▸ PROVIDED RECORDS
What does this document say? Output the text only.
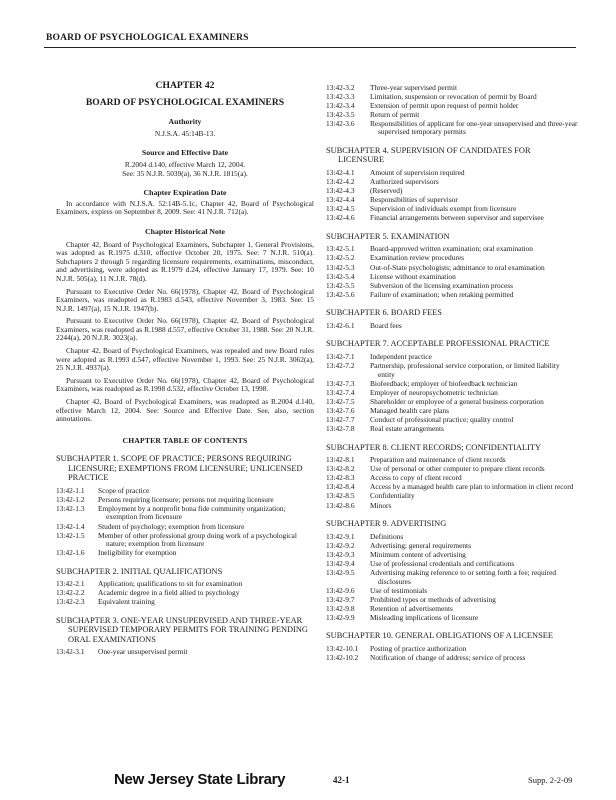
BOARD OF PSYCHOLOGICAL EXAMINERS
CHAPTER 42
BOARD OF PSYCHOLOGICAL EXAMINERS
Authority
N.J.S.A. 45:14B-13.
Source and Effective Date
R.2004 d.140, effective March 12, 2004.
See: 35 N.J.R. 5039(a), 36 N.J.R. 1815(a).
Chapter Expiration Date
In accordance with N.J.S.A. 52:14B-5.1c, Chapter 42, Board of Psychological Examiners, expires on September 8, 2009. See: 41 N.J.R. 712(a).
Chapter Historical Note
Chapter 42, Board of Psychological Examiners, Subchapter 1, General Provisions, was adopted as R.1975 d.310, effective October 20, 1975. See: 7 N.J.R. 510(a). Subchapters 2 through 5 regarding licensure requirements, examinations, misconduct, and advertising, were adopted as R.1979 d.24, effective January 17, 1979. See: 10 N.J.R. 505(a), 11 N.J.R. 78(d).
Pursuant to Executive Order No. 66(1978), Chapter 42, Board of Psychological Examiners, was readopted as R.1983 d.543, effective November 3, 1983. See: 15 N.J.R. 1497(a), 15 N.J.R. 1947(b).
Pursuant to Executive Order No. 66(1978), Chapter 42, Board of Psychological Examiners, was readopted as R.1988 d.557, effective October 31, 1988. See: 20 N.J.R. 2244(a), 20 N.J.R. 3023(a).
Chapter 42, Board of Psychological Examiners, was repealed and new Board rules were adopted as R.1993 d.547, effective November 1, 1993. See: 25 N.J.R. 3062(a), 25 N.J.R. 4937(a).
Pursuant to Executive Order No. 66(1978), Chapter 42, Board of Psychological Examiners, was readopted as R.1998 d.532, effective October 13, 1998.
Chapter 42, Board of Psychological Examiners, was readopted as R.2004 d.140, effective March 12, 2004. See: Source and Effective Date. See, also, section annotations.
CHAPTER TABLE OF CONTENTS
SUBCHAPTER 1. SCOPE OF PRACTICE; PERSONS REQUIRING LICENSURE; EXEMPTIONS FROM LICENSURE; UNLICENSED PRACTICE
13:42-1.1	Scope of practice
13:42-1.2	Persons requiring licensure; persons not requiring licensure
13:42-1.3	Employment by a nonprofit bona fide community organization; exemption from licensure
13:42-1.4	Student of psychology; exemption from licensure
13:42-1.5	Member of other professional group doing work of a psychological nature; exemption from licensure
13:42-1.6	Ineligibility for exemption
SUBCHAPTER 2. INITIAL QUALIFICATIONS
13:42-2.1	Application; qualifications to sit for examination
13:42-2.2	Academic degree in a field allied to psychology
13:42-2.3	Equivalent training
SUBCHAPTER 3. ONE-YEAR UNSUPERVISED AND THREE-YEAR SUPERVISED TEMPORARY PERMITS FOR TRAINING PENDING ORAL EXAMINATIONS
13:42-3.1	One-year unsupervised permit
13:42-3.2	Three-year supervised permit
13:42-3.3	Limitation, suspension or revocation of permit by Board
13:42-3.4	Extension of permit upon request of permit holder
13:42-3.5	Return of permit
13:42-3.6	Responsibilities of applicant for one-year unsupervised and three-year supervised temporary permits
SUBCHAPTER 4. SUPERVISION OF CANDIDATES FOR LICENSURE
13:42-4.1	Amount of supervision required
13:42-4.2	Authorized supervisors
13:42-4.3	(Reserved)
13:42-4.4	Responsibilities of supervisor
13:42-4.5	Supervision of individuals exempt from licensure
13:42-4.6	Financial arrangements between supervisor and supervisee
SUBCHAPTER 5. EXAMINATION
13:42-5.1	Board-approved written examination; oral examination
13:42-5.2	Examination review procedures
13:42-5.3	Out-of-State psychologists; admittance to oral examination
13:42-5.4	License without examination
13:42-5.5	Subversion of the licensing examination process
13:42-5.6	Failure of examination; when retaking permitted
SUBCHAPTER 6. BOARD FEES
13:42-6.1	Board fees
SUBCHAPTER 7. ACCEPTABLE PROFESSIONAL PRACTICE
13:42-7.1	Independent practice
13:42-7.2	Partnership, professional service corporation, or limited liability entity
13:42-7.3	Biofeedback; employer of biofeedback technician
13:42-7.4	Employer of neuropsychometric technician
13:42-7.5	Shareholder or employee of a general business corporation
13:42-7.6	Managed health care plans
13:42-7.7	Conduct of professional practice; quality control
13:42-7.8	Real estate arrangements
SUBCHAPTER 8. CLIENT RECORDS; CONFIDENTIALITY
13:42-8.1	Preparation and maintenance of client records
13:42-8.2	Use of personal or other computer to prepare client records
13:42-8.3	Access to copy of client record
13:42-8.4	Access by a managed health care plan to information in client record
13:42-8.5	Confidentiality
13:42-8.6	Minors
SUBCHAPTER 9. ADVERTISING
13:42-9.1	Definitions
13:42-9.2	Advertising; general requirements
13:42-9.3	Minimum content of advertising
13:42-9.4	Use of professional credentials and certifications
13:42-9.5	Advertising making reference to or setting forth a fee; required disclosures
13:42-9.6	Use of testimonials
13:42-9.7	Prohibited types or methods of advertising
13:42-9.8	Retention of advertisements
13:42-9.9	Misleading implications of licensure
SUBCHAPTER 10. GENERAL OBLIGATIONS OF A LICENSEE
13:42-10.1	Posting of practice authorization
13:42-10.2	Notification of change of address; service of process
New Jersey State Library	42-1	Supp. 2-2-09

▸ WHAT THE TASK REQUIRES
Take the listing above and restate it word for word, without its pictures.

▸ SOLUTION BELOW
What does this document say? Output the text only.
BOARD OF PSYCHOLOGICAL EXAMINERS
CHAPTER 42
BOARD OF PSYCHOLOGICAL EXAMINERS
Authority
N.J.S.A. 45:14B-13.
Source and Effective Date
R.2004 d.140, effective March 12, 2004.
See: 35 N.J.R. 5039(a), 36 N.J.R. 1815(a).
Chapter Expiration Date
In accordance with N.J.S.A. 52:14B-5.1c, Chapter 42, Board of Psychological Examiners, expires on September 8, 2009. See: 41 N.J.R. 712(a).
Chapter Historical Note
Chapter 42, Board of Psychological Examiners, Subchapter 1, General Provisions, was adopted as R.1975 d.310, effective October 20, 1975. See: 7 N.J.R. 510(a). Subchapters 2 through 5 regarding licensure requirements, examinations, misconduct, and advertising, were adopted as R.1979 d.24, effective January 17, 1979. See: 10 N.J.R. 505(a), 11 N.J.R. 78(d).
Pursuant to Executive Order No. 66(1978), Chapter 42, Board of Psychological Examiners, was readopted as R.1983 d.543, effective November 3, 1983. See: 15 N.J.R. 1497(a), 15 N.J.R. 1947(b).
Pursuant to Executive Order No. 66(1978), Chapter 42, Board of Psychological Examiners, was readopted as R.1988 d.557, effective October 31, 1988. See: 20 N.J.R. 2244(a), 20 N.J.R. 3023(a).
Chapter 42, Board of Psychological Examiners, was repealed and new Board rules were adopted as R.1993 d.547, effective November 1, 1993. See: 25 N.J.R. 3062(a), 25 N.J.R. 4937(a).
Pursuant to Executive Order No. 66(1978), Chapter 42, Board of Psychological Examiners, was readopted as R.1998 d.532, effective October 13, 1998.
Chapter 42, Board of Psychological Examiners, was readopted as R.2004 d.140, effective March 12, 2004. See: Source and Effective Date. See, also, section annotations.
CHAPTER TABLE OF CONTENTS
SUBCHAPTER 1. SCOPE OF PRACTICE; PERSONS REQUIRING LICENSURE; EXEMPTIONS FROM LICENSURE; UNLICENSED PRACTICE
13:42-1.1	Scope of practice
13:42-1.2	Persons requiring licensure; persons not requiring licensure
13:42-1.3	Employment by a nonprofit bona fide community organization; exemption from licensure
13:42-1.4	Student of psychology; exemption from licensure
13:42-1.5	Member of other professional group doing work of a psychological nature; exemption from licensure
13:42-1.6	Ineligibility for exemption
SUBCHAPTER 2. INITIAL QUALIFICATIONS
13:42-2.1	Application; qualifications to sit for examination
13:42-2.2	Academic degree in a field allied to psychology
13:42-2.3	Equivalent training
SUBCHAPTER 3. ONE-YEAR UNSUPERVISED AND THREE-YEAR SUPERVISED TEMPORARY PERMITS FOR TRAINING PENDING ORAL EXAMINATIONS
13:42-3.1	One-year unsupervised permit
13:42-3.2	Three-year supervised permit
13:42-3.3	Limitation, suspension or revocation of permit by Board
13:42-3.4	Extension of permit upon request of permit holder
13:42-3.5	Return of permit
13:42-3.6	Responsibilities of applicant for one-year unsupervised and three-year supervised temporary permits
SUBCHAPTER 4. SUPERVISION OF CANDIDATES FOR LICENSURE
13:42-4.1	Amount of supervision required
13:42-4.2	Authorized supervisors
13:42-4.3	(Reserved)
13:42-4.4	Responsibilities of supervisor
13:42-4.5	Supervision of individuals exempt from licensure
13:42-4.6	Financial arrangements between supervisor and supervisee
SUBCHAPTER 5. EXAMINATION
13:42-5.1	Board-approved written examination; oral examination
13:42-5.2	Examination review procedures
13:42-5.3	Out-of-State psychologists; admittance to oral examination
13:42-5.4	License without examination
13:42-5.5	Subversion of the licensing examination process
13:42-5.6	Failure of examination; when retaking permitted
SUBCHAPTER 6. BOARD FEES
13:42-6.1	Board fees
SUBCHAPTER 7. ACCEPTABLE PROFESSIONAL PRACTICE
13:42-7.1	Independent practice
13:42-7.2	Partnership, professional service corporation, or limited liability entity
13:42-7.3	Biofeedback; employer of biofeedback technician
13:42-7.4	Employer of neuropsychometric technician
13:42-7.5	Shareholder or employee of a general business corporation
13:42-7.6	Managed health care plans
13:42-7.7	Conduct of professional practice; quality control
13:42-7.8	Real estate arrangements
SUBCHAPTER 8. CLIENT RECORDS; CONFIDENTIALITY
13:42-8.1	Preparation and maintenance of client records
13:42-8.2	Use of personal or other computer to prepare client records
13:42-8.3	Access to copy of client record
13:42-8.4	Access by a managed health care plan to information in client record
13:42-8.5	Confidentiality
13:42-8.6	Minors
SUBCHAPTER 9. ADVERTISING
13:42-9.1	Definitions
13:42-9.2	Advertising; general requirements
13:42-9.3	Minimum content of advertising
13:42-9.4	Use of professional credentials and certifications
13:42-9.5	Advertising making reference to or setting forth a fee; required disclosures
13:42-9.6	Use of testimonials
13:42-9.7	Prohibited types or methods of advertising
13:42-9.8	Retention of advertisements
13:42-9.9	Misleading implications of licensure
SUBCHAPTER 10. GENERAL OBLIGATIONS OF A LICENSEE
13:42-10.1	Posting of practice authorization
13:42-10.2	Notification of change of address; service of process
New Jersey State Library	42-1	Supp. 2-2-09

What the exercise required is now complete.